** START OF Dataset excerpts **
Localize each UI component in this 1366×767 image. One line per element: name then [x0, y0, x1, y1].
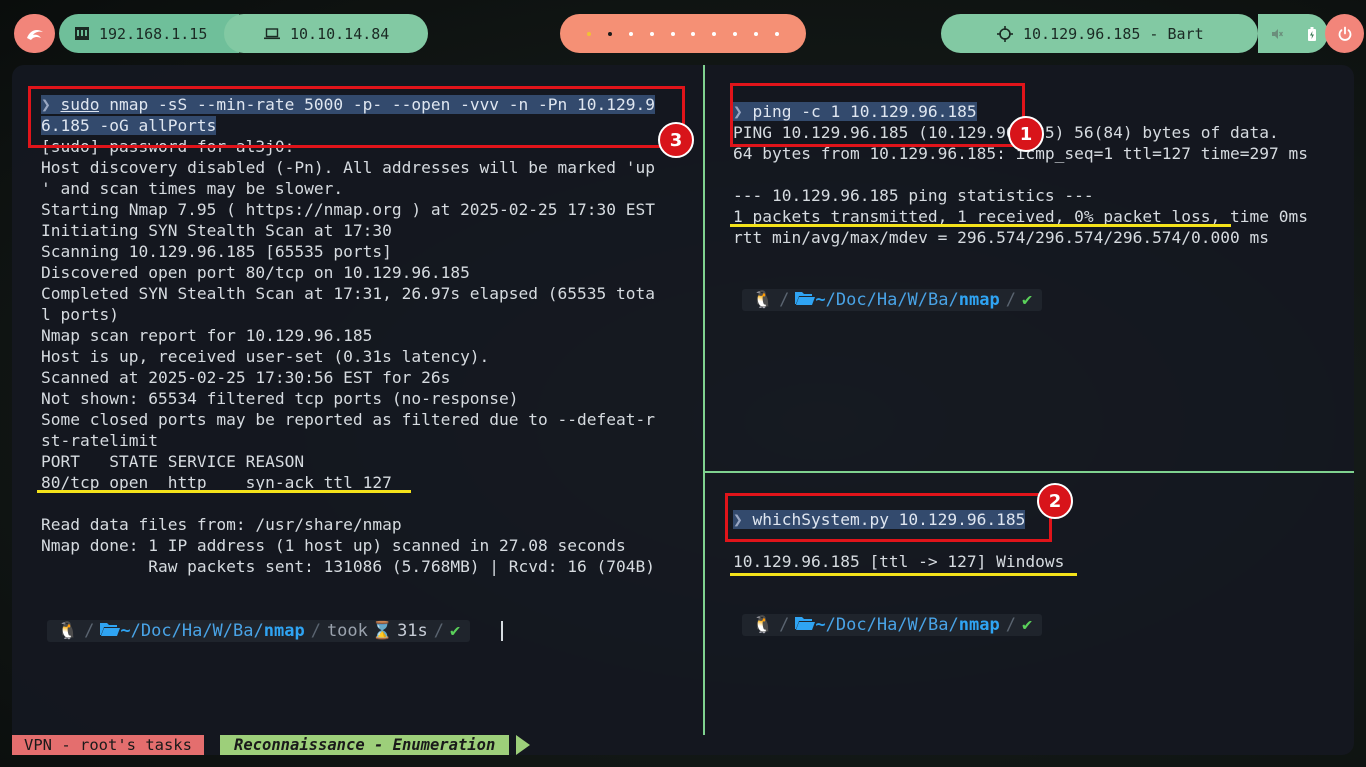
nmap-output-line: Completed SYN Stealth Scan at 17:31, 26.…	[41, 284, 655, 303]
highlight-underline-ping	[730, 224, 1231, 227]
prompt-tilde: ~	[120, 621, 131, 641]
terminal-window[interactable]: ❯ sudo nmap -sS --min-rate 5000 -p- --op…	[12, 65, 1354, 755]
workspace-dot-3[interactable]	[628, 31, 633, 36]
local-ip-indicator: 192.168.1.15	[59, 14, 239, 53]
prompt-path: /Doc/Ha/W/Ba/	[130, 621, 264, 641]
workspace-dot-4[interactable]	[649, 31, 654, 36]
workspace-dot-10[interactable]	[775, 31, 780, 36]
power-button[interactable]	[1325, 14, 1364, 53]
target-indicator: 10.129.96.185 - Bart	[941, 14, 1258, 53]
workspace-dot-6[interactable]	[691, 31, 696, 36]
nmap-output-line: Host discovery disabled (-Pn). All addre…	[41, 158, 655, 177]
annotation-badge-1: 1	[1008, 116, 1044, 152]
prompt-cwd: nmap	[263, 621, 305, 641]
vpn-ip-indicator: 10.10.14.84	[224, 14, 428, 53]
nmap-output-line: Read data files from: /usr/share/nmap	[41, 515, 402, 534]
nmap-output-line: Host is up, received user-set (0.31s lat…	[41, 347, 490, 366]
prompt-took-label: took	[326, 621, 368, 641]
left-prompt: 🐧 / ~/Doc/Ha/W/Ba/nmap / took ⌛ 31s / ✔	[47, 620, 471, 642]
nmap-output-line: st-ratelimit	[41, 431, 158, 450]
prompt-tilde: ~	[815, 290, 826, 310]
prompt-ok-icon: ✔	[1021, 615, 1033, 635]
right-top-prompt: 🐧 / ~/Doc/Ha/W/Ba/nmap / ✔	[742, 289, 1043, 311]
launcher-button[interactable]	[14, 14, 55, 53]
prompt-separator: /	[1005, 615, 1016, 635]
hourglass-icon: ⌛	[371, 621, 394, 641]
nmap-output: [sudo] password for al3j0: Host discovery…	[41, 136, 655, 577]
nmap-output-line: Not shown: 65534 filtered tcp ports (no-…	[41, 389, 519, 408]
linux-tux-icon: 🐧	[57, 621, 79, 641]
ping-output-line	[733, 164, 1308, 185]
annotation-box-whichsystem	[725, 493, 1052, 542]
vpn-ip-text: 10.10.14.84	[290, 24, 390, 43]
prompt-separator: /	[779, 290, 790, 310]
prompt-ok-icon: ✔	[1021, 290, 1033, 310]
nmap-output-line: Nmap scan report for 10.129.96.185	[41, 326, 373, 345]
crosshair-icon	[997, 25, 1013, 42]
nmap-output-line	[41, 493, 655, 514]
ping-output-line: rtt min/avg/max/mdev = 296.574/296.574/2…	[733, 228, 1270, 247]
prompt-path: /Doc/Ha/W/Ba/	[825, 615, 959, 635]
nmap-output-line: Raw packets sent: 131086 (5.768MB) | Rcv…	[41, 557, 655, 576]
prompt-cwd: nmap	[958, 615, 1000, 635]
annotation-box-nmap	[28, 86, 685, 148]
prompt-ok-icon: ✔	[450, 621, 461, 641]
vertical-pane-divider[interactable]	[703, 65, 705, 735]
folder-open-icon	[795, 290, 816, 310]
network-icon	[75, 27, 89, 40]
prompt-separator: /	[310, 621, 321, 641]
right-bottom-prompt: 🐧 / ~/Doc/Ha/W/Ba/nmap / ✔	[742, 614, 1043, 636]
target-text: 10.129.96.185 - Bart	[1023, 24, 1204, 43]
tmux-session-label[interactable]: VPN - root's tasks	[12, 735, 204, 755]
highlight-underline-port	[37, 490, 411, 493]
prompt-separator: /	[433, 621, 445, 641]
highlight-underline-windows	[730, 573, 1077, 576]
prompt-separator: /	[84, 621, 95, 641]
workspace-dot-2[interactable]	[607, 31, 612, 36]
workspace-dot-1[interactable]	[586, 31, 591, 36]
text-cursor	[501, 621, 503, 641]
workspace-dot-7[interactable]	[712, 31, 717, 36]
horizontal-pane-divider[interactable]	[705, 471, 1354, 473]
prompt-path: /Doc/Ha/W/Ba/	[825, 290, 959, 310]
kali-dragon-icon	[26, 29, 43, 40]
nmap-output-line: Discovered open port 80/tcp on 10.129.96…	[41, 263, 470, 282]
laptop-icon	[264, 27, 280, 39]
prompt-separator: /	[779, 615, 790, 635]
nmap-output-line: Starting Nmap 7.95 ( https://nmap.org ) …	[41, 200, 655, 219]
workspace-switcher[interactable]	[560, 14, 806, 53]
ping-output-line: --- 10.129.96.185 ping statistics ---	[733, 186, 1094, 205]
local-ip-text: 192.168.1.15	[99, 24, 208, 43]
battery-charging-icon	[1307, 26, 1316, 41]
annotation-box-ping	[730, 83, 1025, 147]
nmap-output-line: Scanned at 2025-02-25 17:30:56 EST for 2…	[41, 368, 451, 387]
system-tray	[1258, 14, 1328, 53]
nmap-output-line: PORT STATE SERVICE REASON	[41, 452, 305, 471]
nmap-output-line: Scanning 10.129.96.185 [65535 ports]	[41, 242, 392, 261]
linux-tux-icon: 🐧	[752, 290, 774, 310]
prompt-took-value: 31s	[397, 621, 428, 641]
tmux-window-label[interactable]: Reconnaissance - Enumeration	[220, 735, 510, 755]
volume-muted-icon[interactable]	[1271, 28, 1283, 40]
folder-open-icon	[795, 615, 816, 635]
workspace-dot-8[interactable]	[733, 31, 738, 36]
nmap-output-line: l ports)	[41, 305, 119, 324]
prompt-separator: /	[1005, 290, 1016, 310]
folder-open-icon	[100, 621, 121, 641]
power-icon	[1338, 26, 1351, 41]
workspace-dot-5[interactable]	[670, 31, 675, 36]
whichsystem-result: 10.129.96.185 [ttl -> 127] Windows	[733, 552, 1065, 571]
prompt-tilde: ~	[815, 615, 826, 635]
annotation-badge-2: 2	[1037, 483, 1073, 519]
statusbar-arrow-decoration	[516, 735, 530, 755]
nmap-output-line: Initiating SYN Stealth Scan at 17:30	[41, 221, 392, 240]
workspace-dot-9[interactable]	[754, 31, 759, 36]
prompt-cwd: nmap	[958, 290, 1000, 310]
nmap-output-line: Nmap done: 1 IP address (1 host up) scan…	[41, 536, 626, 555]
nmap-output-line: ' and scan times may be slower.	[41, 179, 344, 198]
linux-tux-icon: 🐧	[752, 615, 774, 635]
nmap-output-line: Some closed ports may be reported as fil…	[41, 410, 655, 429]
annotation-badge-3: 3	[658, 122, 694, 158]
** END OF Dataset excerpts **
#### [Task]
Write out every line of the data records above word for word, leaving out the pictures.

#### [Output below]
Localize each UI component in this 1366×767 image. One line per element: name then [x0, y0, x1, y1].
nmap-output-line: Completed SYN Stealth Scan at 17:31, 26.…	[41, 284, 655, 303]
highlight-underline-ping	[730, 224, 1231, 227]
prompt-tilde: ~	[120, 621, 131, 641]
terminal-window[interactable]: ❯ sudo nmap -sS --min-rate 5000 -p- --op…	[12, 65, 1354, 755]
workspace-dot-3[interactable]	[628, 31, 633, 36]
local-ip-indicator: 192.168.1.15	[59, 14, 239, 53]
prompt-path: /Doc/Ha/W/Ba/	[130, 621, 264, 641]
workspace-dot-4[interactable]	[649, 31, 654, 36]
workspace-dot-10[interactable]	[775, 31, 780, 36]
power-button[interactable]	[1325, 14, 1364, 53]
target-indicator: 10.129.96.185 - Bart	[941, 14, 1258, 53]
workspace-dot-6[interactable]	[691, 31, 696, 36]
nmap-output-line: Host discovery disabled (-Pn). All addre…	[41, 158, 655, 177]
annotation-badge-1: 1	[1008, 116, 1044, 152]
prompt-cwd: nmap	[263, 621, 305, 641]
vpn-ip-indicator: 10.10.14.84	[224, 14, 428, 53]
nmap-output-line: Read data files from: /usr/share/nmap	[41, 515, 402, 534]
nmap-output-line: Host is up, received user-set (0.31s lat…	[41, 347, 490, 366]
prompt-took-label: took	[326, 621, 368, 641]
left-prompt: 🐧 / ~/Doc/Ha/W/Ba/nmap / took ⌛ 31s / ✔	[47, 620, 471, 642]
nmap-output-line: st-ratelimit	[41, 431, 158, 450]
prompt-tilde: ~	[815, 290, 826, 310]
prompt-ok-icon: ✔	[1021, 615, 1033, 635]
right-top-prompt: 🐧 / ~/Doc/Ha/W/Ba/nmap / ✔	[742, 289, 1043, 311]
launcher-button[interactable]	[14, 14, 55, 53]
prompt-separator: /	[1005, 615, 1016, 635]
hourglass-icon: ⌛	[371, 621, 394, 641]
nmap-output: [sudo] password for al3j0: Host discovery…	[41, 136, 655, 577]
nmap-output-line: Not shown: 65534 filtered tcp ports (no-…	[41, 389, 519, 408]
linux-tux-icon: 🐧	[57, 621, 79, 641]
ping-output-line	[733, 164, 1308, 185]
annotation-box-whichsystem	[725, 493, 1052, 542]
vpn-ip-text: 10.10.14.84	[290, 24, 390, 43]
prompt-separator: /	[779, 290, 790, 310]
prompt-ok-icon: ✔	[1021, 290, 1033, 310]
nmap-output-line: Nmap scan report for 10.129.96.185	[41, 326, 373, 345]
crosshair-icon	[997, 25, 1013, 42]
nmap-output-line	[41, 493, 655, 514]
ping-output-line: rtt min/avg/max/mdev = 296.574/296.574/2…	[733, 228, 1270, 247]
prompt-path: /Doc/Ha/W/Ba/	[825, 615, 959, 635]
nmap-output-line: Raw packets sent: 131086 (5.768MB) | Rcv…	[41, 557, 655, 576]
prompt-cwd: nmap	[958, 615, 1000, 635]
annotation-box-nmap	[28, 86, 685, 148]
prompt-ok-icon: ✔	[450, 621, 461, 641]
vertical-pane-divider[interactable]	[703, 65, 705, 735]
folder-open-icon	[795, 290, 816, 310]
network-icon	[75, 27, 89, 40]
prompt-separator: /	[310, 621, 321, 641]
right-bottom-prompt: 🐧 / ~/Doc/Ha/W/Ba/nmap / ✔	[742, 614, 1043, 636]
target-text: 10.129.96.185 - Bart	[1023, 24, 1204, 43]
tmux-session-label[interactable]: VPN - root's tasks	[12, 735, 204, 755]
highlight-underline-port	[37, 490, 411, 493]
prompt-separator: /	[433, 621, 445, 641]
highlight-underline-windows	[730, 573, 1077, 576]
prompt-separator: /	[84, 621, 95, 641]
workspace-dot-2[interactable]	[607, 31, 612, 36]
workspace-dot-1[interactable]	[586, 31, 591, 36]
text-cursor	[501, 621, 503, 641]
workspace-dot-7[interactable]	[712, 31, 717, 36]
horizontal-pane-divider[interactable]	[705, 471, 1354, 473]
prompt-path: /Doc/Ha/W/Ba/	[825, 290, 959, 310]
kali-dragon-icon	[26, 29, 43, 40]
nmap-output-line: Discovered open port 80/tcp on 10.129.96…	[41, 263, 470, 282]
laptop-icon	[264, 27, 280, 39]
prompt-separator: /	[779, 615, 790, 635]
nmap-output-line: Starting Nmap 7.95 ( https://nmap.org ) …	[41, 200, 655, 219]
workspace-switcher[interactable]	[560, 14, 806, 53]
ping-output-line: --- 10.129.96.185 ping statistics ---	[733, 186, 1094, 205]
local-ip-text: 192.168.1.15	[99, 24, 208, 43]
battery-charging-icon	[1307, 26, 1316, 41]
annotation-box-ping	[730, 83, 1025, 147]
nmap-output-line: Scanned at 2025-02-25 17:30:56 EST for 2…	[41, 368, 451, 387]
system-tray	[1258, 14, 1328, 53]
nmap-output-line: PORT STATE SERVICE REASON	[41, 452, 305, 471]
nmap-output-line: Scanning 10.129.96.185 [65535 ports]	[41, 242, 392, 261]
linux-tux-icon: 🐧	[752, 290, 774, 310]
prompt-took-value: 31s	[397, 621, 428, 641]
tmux-window-label[interactable]: Reconnaissance - Enumeration	[220, 735, 510, 755]
volume-muted-icon[interactable]	[1271, 28, 1283, 40]
folder-open-icon	[795, 615, 816, 635]
workspace-dot-8[interactable]	[733, 31, 738, 36]
nmap-output-line: l ports)	[41, 305, 119, 324]
prompt-separator: /	[1005, 290, 1016, 310]
folder-open-icon	[100, 621, 121, 641]
power-icon	[1338, 26, 1351, 41]
workspace-dot-5[interactable]	[670, 31, 675, 36]
whichsystem-result: 10.129.96.185 [ttl -> 127] Windows	[733, 552, 1065, 571]
prompt-tilde: ~	[815, 615, 826, 635]
annotation-badge-2: 2	[1037, 483, 1073, 519]
statusbar-arrow-decoration	[516, 735, 530, 755]
nmap-output-line: Initiating SYN Stealth Scan at 17:30	[41, 221, 392, 240]
workspace-dot-9[interactable]	[754, 31, 759, 36]
prompt-cwd: nmap	[958, 290, 1000, 310]
nmap-output-line: Nmap done: 1 IP address (1 host up) scan…	[41, 536, 626, 555]
nmap-output-line: ' and scan times may be slower.	[41, 179, 344, 198]
linux-tux-icon: 🐧	[752, 615, 774, 635]
nmap-output-line: Some closed ports may be reported as fil…	[41, 410, 655, 429]
annotation-badge-3: 3	[658, 122, 694, 158]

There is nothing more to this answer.